QUESTIONS ON THE MATERIAL —
1. In the text on saving a scraper's login session, what does the JSON file written by context.storageState hold?
2. Continue the text on saving a scraper's login session, picking up after its last sentence.

Read credentials from the environment. process.env.SCRAPE_USER and process.env.SCRAPE_PASS keep the email and password out of the source and out of version control. The example uses the public demo account on practicetestautomation.com so the script runs as written; point the URL and selectors at the account you are authorized to scrape. The #username, #password, and #submit selectors are specific to that demo form, so on another site they match nothing and page.fill times out after 30 seconds - open the target login form, copy the real field selectors, and prefer stable attributes like input[name="email"] or getByLabel('Password') over generated class names.
Wait for a post-login signal before saving. page.waitForURL('**/logged-in-successfully/') resolves once the browser lands on the signed-in page, which is the point where the session cookies exist. Pairing it with the submit click inside Promise.all avoids the race where the click navigates away before the wait is registered. Saving before this signal captures a logged-out session, which is the most common reason the saved file does not work.
Persist with context.storageState({ path }). This writes a JSON file holding the cookies and each origin's localStorage. Capturing both matters because single-page apps often keep the auth token in localStorage rather than a cookie, so a cookies-only save with context.cookies() reloads without the token and the app treats you as signed out. That file is the entire session. Anyone with it is signed in as that account, so treat it like a password: add it to .gitignore before the first run, keep it off shared machines, and rotate the account password if it was ever pushed.

DATASET ENTRIES —
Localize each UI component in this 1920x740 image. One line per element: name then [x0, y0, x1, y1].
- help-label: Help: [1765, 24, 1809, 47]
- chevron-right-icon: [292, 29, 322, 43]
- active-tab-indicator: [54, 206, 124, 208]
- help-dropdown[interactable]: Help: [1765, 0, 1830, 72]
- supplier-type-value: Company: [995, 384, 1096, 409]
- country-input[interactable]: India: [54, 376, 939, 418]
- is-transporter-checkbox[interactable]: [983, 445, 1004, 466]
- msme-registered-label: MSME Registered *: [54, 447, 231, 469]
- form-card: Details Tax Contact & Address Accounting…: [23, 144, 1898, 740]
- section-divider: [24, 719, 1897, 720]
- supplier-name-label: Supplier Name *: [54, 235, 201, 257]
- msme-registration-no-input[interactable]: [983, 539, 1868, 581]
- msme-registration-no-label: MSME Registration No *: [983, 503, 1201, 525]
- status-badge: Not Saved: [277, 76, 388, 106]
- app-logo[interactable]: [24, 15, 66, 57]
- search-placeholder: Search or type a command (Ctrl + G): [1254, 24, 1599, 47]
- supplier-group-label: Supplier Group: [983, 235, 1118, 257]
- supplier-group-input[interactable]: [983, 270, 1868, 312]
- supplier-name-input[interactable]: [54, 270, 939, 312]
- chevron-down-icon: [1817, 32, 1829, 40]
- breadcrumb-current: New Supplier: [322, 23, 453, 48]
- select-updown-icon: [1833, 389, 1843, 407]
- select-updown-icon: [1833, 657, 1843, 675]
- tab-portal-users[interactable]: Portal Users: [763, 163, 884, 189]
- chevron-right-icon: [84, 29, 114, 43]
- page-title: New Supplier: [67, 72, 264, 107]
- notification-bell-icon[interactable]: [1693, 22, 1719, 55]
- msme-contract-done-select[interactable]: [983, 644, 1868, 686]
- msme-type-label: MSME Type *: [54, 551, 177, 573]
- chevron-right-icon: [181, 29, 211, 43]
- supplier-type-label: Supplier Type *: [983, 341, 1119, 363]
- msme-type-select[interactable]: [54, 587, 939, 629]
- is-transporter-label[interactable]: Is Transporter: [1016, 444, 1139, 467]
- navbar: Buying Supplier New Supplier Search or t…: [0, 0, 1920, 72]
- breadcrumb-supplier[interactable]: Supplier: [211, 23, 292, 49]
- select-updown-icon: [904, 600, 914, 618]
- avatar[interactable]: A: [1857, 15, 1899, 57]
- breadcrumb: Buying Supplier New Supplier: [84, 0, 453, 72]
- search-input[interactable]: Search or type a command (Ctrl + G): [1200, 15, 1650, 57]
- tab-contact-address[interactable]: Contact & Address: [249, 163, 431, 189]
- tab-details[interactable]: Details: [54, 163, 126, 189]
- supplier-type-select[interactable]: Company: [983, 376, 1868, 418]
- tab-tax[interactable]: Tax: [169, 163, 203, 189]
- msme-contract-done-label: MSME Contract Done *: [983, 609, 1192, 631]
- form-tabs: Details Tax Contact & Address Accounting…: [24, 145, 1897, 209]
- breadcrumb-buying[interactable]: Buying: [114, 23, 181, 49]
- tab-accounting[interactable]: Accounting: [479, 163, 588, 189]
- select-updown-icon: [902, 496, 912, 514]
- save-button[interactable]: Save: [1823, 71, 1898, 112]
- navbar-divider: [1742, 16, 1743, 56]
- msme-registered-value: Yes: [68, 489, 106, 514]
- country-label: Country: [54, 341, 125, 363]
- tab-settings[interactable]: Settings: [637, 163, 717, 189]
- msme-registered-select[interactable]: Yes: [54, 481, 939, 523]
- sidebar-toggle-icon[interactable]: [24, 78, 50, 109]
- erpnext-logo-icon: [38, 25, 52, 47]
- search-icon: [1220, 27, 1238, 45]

EXERCISE RESULTS —
1. It holds the cookies and each origin's localStorage.

2.
Reload with the storageState option. browser.newContext({ storageState: 'storageState.json' }) seeds the new context with those cookies and localStorage, so the first navigation is already authenticated. Cookies have a lifetime, and when they lapse the context still loads and the navigation still succeeds, so the reuse script goes directly to the protected URL and asserts an account-only element to confirm the session held before it trusts the output, rather than trusting a 200 response. One more thing some sites do is bind the session to the issuing IP or User-Agent, so replay from the same egress IP where you can and pass a consistent userAgent to newContext so the reused session matches the context that created it.
Use this when
You scrape an account-gated page on your own or an authorized account and want to run the scrape repeatedly without re-submitting the login form, for a dashboard export, a private feed, or an internal tool that has no API.
Skip this when
The site offers an official API with a token (call the API instead of driving a browser); the content is public and needs no auth (a plain page.goto is enough); the login depends on a CAPTCHA or one-time code on every attempt (solve the challenge interactively and lean on storageState reuse to keep re-logins rare); or you need many concurrent accounts (give each its own storageState file and context rather than one shared session).